• **Required work**
Select from the records below every line that has the word "detached" in it.

• **Records to process**
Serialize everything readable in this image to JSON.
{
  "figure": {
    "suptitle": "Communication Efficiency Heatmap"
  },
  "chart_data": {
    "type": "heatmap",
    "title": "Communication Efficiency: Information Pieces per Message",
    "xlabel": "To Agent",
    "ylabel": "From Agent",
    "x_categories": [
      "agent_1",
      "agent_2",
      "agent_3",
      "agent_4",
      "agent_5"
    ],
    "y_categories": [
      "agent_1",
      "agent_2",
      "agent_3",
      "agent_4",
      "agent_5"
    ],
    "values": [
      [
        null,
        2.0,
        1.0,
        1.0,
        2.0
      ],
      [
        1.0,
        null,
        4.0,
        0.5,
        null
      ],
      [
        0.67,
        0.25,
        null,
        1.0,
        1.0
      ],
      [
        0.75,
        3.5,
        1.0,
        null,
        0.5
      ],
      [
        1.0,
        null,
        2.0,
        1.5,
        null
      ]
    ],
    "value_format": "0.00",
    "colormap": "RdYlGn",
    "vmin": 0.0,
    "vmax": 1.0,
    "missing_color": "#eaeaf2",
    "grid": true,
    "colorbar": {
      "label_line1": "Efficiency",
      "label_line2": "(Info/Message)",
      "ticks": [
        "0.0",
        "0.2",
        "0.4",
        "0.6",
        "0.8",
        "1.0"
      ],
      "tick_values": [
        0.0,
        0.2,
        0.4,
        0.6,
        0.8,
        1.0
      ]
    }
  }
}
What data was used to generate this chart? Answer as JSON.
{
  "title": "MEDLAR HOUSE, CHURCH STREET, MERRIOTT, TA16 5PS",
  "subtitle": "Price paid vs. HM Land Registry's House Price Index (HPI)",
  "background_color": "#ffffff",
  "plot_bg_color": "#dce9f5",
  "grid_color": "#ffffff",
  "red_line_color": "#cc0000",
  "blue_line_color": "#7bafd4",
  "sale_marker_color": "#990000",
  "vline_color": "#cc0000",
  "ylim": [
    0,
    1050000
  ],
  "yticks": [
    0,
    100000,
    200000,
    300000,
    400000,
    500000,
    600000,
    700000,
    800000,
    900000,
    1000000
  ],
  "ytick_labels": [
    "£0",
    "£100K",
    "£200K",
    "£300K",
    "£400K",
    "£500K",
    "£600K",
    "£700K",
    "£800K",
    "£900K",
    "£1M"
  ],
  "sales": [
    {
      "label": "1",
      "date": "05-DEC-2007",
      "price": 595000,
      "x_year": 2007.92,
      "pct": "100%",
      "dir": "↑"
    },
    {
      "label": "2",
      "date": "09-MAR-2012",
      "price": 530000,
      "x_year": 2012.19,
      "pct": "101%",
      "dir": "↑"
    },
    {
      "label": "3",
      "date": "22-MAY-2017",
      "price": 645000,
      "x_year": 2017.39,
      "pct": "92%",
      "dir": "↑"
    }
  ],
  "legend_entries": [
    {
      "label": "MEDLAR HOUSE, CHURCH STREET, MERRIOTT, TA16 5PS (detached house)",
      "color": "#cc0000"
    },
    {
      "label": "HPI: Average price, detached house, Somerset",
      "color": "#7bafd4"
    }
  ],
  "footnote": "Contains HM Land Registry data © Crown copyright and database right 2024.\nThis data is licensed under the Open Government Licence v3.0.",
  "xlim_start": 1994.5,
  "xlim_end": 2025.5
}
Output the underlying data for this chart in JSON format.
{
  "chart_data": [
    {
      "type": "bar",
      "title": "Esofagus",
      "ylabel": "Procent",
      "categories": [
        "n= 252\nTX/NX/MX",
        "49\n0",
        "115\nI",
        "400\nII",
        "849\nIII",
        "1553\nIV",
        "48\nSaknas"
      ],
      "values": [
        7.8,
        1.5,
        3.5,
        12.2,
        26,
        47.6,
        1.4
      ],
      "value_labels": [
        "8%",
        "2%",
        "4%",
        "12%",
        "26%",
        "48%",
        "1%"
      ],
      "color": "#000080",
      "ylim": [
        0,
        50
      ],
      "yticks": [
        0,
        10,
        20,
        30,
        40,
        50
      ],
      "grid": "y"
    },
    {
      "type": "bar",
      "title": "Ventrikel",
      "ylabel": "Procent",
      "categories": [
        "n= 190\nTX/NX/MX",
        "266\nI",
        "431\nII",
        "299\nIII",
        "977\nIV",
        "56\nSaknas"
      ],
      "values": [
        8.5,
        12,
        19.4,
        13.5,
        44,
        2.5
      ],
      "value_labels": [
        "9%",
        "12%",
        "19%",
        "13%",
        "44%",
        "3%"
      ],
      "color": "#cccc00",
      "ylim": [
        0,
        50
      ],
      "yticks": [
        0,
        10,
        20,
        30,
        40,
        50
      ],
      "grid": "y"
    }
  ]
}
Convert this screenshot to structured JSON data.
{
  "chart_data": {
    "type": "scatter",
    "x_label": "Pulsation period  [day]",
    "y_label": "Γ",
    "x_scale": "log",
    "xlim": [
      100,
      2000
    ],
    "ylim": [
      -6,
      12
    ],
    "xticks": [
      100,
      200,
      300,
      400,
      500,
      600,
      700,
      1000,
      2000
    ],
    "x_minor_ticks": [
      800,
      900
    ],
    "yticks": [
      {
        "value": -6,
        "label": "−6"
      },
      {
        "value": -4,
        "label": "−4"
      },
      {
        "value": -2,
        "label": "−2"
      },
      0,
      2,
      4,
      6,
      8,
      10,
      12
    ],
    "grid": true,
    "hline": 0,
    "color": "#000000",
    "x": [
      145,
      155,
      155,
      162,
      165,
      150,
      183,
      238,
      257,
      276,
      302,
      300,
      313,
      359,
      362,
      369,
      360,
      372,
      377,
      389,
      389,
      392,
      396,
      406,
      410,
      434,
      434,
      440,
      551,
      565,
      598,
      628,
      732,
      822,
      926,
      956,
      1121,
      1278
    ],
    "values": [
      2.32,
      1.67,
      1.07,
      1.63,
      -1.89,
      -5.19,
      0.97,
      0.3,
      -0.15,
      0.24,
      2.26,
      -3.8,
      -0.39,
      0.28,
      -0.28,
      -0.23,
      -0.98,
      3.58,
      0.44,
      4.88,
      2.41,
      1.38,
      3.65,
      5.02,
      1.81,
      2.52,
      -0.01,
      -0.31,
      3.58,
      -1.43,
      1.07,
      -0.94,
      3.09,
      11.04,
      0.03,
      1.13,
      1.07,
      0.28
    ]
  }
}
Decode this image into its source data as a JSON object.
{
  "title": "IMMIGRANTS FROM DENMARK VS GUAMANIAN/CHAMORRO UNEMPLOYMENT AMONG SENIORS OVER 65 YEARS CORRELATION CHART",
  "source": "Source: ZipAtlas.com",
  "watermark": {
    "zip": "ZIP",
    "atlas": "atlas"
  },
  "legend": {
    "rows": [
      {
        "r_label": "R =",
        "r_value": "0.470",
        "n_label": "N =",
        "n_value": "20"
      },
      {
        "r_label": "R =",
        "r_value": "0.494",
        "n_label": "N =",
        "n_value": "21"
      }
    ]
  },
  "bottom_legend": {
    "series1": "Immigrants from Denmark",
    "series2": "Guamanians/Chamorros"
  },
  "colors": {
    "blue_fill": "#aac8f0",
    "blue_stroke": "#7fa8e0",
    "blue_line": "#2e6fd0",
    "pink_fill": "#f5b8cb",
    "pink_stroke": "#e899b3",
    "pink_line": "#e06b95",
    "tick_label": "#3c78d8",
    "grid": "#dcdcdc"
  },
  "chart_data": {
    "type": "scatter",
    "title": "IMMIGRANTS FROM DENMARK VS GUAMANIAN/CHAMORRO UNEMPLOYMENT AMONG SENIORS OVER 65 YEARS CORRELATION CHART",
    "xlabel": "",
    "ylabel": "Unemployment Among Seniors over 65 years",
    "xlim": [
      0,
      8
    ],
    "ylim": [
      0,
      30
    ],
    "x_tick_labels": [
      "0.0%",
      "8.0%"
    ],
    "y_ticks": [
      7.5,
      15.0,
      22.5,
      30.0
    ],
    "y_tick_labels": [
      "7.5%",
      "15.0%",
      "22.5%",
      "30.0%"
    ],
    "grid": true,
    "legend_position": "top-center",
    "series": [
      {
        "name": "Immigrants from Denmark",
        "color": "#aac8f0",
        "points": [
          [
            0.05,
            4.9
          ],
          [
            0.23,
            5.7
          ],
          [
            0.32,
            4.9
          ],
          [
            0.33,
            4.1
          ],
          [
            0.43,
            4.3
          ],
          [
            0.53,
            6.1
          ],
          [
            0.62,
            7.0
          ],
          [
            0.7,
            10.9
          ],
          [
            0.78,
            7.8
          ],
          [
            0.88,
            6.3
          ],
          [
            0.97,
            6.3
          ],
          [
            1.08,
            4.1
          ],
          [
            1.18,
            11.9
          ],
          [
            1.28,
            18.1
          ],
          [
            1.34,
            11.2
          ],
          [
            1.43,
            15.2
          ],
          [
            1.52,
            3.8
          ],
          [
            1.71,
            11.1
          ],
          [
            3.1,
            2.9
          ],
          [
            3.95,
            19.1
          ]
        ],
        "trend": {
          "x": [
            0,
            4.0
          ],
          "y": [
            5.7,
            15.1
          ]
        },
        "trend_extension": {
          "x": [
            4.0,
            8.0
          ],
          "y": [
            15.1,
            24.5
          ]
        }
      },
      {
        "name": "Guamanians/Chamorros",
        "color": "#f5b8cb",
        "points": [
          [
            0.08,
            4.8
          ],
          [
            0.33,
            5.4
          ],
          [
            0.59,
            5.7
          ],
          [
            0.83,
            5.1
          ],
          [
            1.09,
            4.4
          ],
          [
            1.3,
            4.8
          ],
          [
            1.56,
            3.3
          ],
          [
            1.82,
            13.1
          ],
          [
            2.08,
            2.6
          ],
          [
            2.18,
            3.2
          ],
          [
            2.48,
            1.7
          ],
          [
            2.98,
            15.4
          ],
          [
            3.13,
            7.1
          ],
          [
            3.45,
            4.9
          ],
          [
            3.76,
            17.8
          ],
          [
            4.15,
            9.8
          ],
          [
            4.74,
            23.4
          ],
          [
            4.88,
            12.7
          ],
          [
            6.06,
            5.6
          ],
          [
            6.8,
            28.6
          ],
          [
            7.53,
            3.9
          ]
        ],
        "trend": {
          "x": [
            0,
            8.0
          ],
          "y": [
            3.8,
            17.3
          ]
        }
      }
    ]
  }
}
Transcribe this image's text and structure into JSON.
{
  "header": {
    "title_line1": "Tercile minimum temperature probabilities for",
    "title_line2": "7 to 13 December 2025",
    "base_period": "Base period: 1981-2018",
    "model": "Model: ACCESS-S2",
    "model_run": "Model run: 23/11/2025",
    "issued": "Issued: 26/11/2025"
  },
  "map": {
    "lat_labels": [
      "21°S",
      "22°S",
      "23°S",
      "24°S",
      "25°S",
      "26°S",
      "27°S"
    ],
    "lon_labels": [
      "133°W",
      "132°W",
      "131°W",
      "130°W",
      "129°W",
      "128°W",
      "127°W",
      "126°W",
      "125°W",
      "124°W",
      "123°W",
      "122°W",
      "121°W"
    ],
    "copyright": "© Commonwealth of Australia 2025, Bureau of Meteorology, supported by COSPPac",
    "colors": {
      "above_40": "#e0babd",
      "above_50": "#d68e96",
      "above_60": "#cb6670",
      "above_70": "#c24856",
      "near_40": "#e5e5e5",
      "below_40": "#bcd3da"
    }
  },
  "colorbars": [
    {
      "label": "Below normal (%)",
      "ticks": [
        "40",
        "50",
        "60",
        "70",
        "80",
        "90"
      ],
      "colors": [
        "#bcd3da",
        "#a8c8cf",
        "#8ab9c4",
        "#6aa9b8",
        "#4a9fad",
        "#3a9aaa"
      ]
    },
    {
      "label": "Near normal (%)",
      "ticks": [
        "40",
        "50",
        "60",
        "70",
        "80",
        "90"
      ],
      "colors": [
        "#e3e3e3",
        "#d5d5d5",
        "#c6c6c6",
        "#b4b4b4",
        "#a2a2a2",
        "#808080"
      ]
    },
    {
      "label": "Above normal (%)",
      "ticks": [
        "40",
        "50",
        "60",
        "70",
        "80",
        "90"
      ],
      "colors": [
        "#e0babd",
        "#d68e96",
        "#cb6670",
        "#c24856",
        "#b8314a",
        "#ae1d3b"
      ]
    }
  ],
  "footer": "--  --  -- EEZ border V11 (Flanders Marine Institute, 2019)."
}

• **Problem solution**
      "label": "MEDLAR HOUSE, CHURCH STREET, MERRIOTT, TA16 5PS (detached house)",
      "label": "HPI: Average price, detached house, Somerset",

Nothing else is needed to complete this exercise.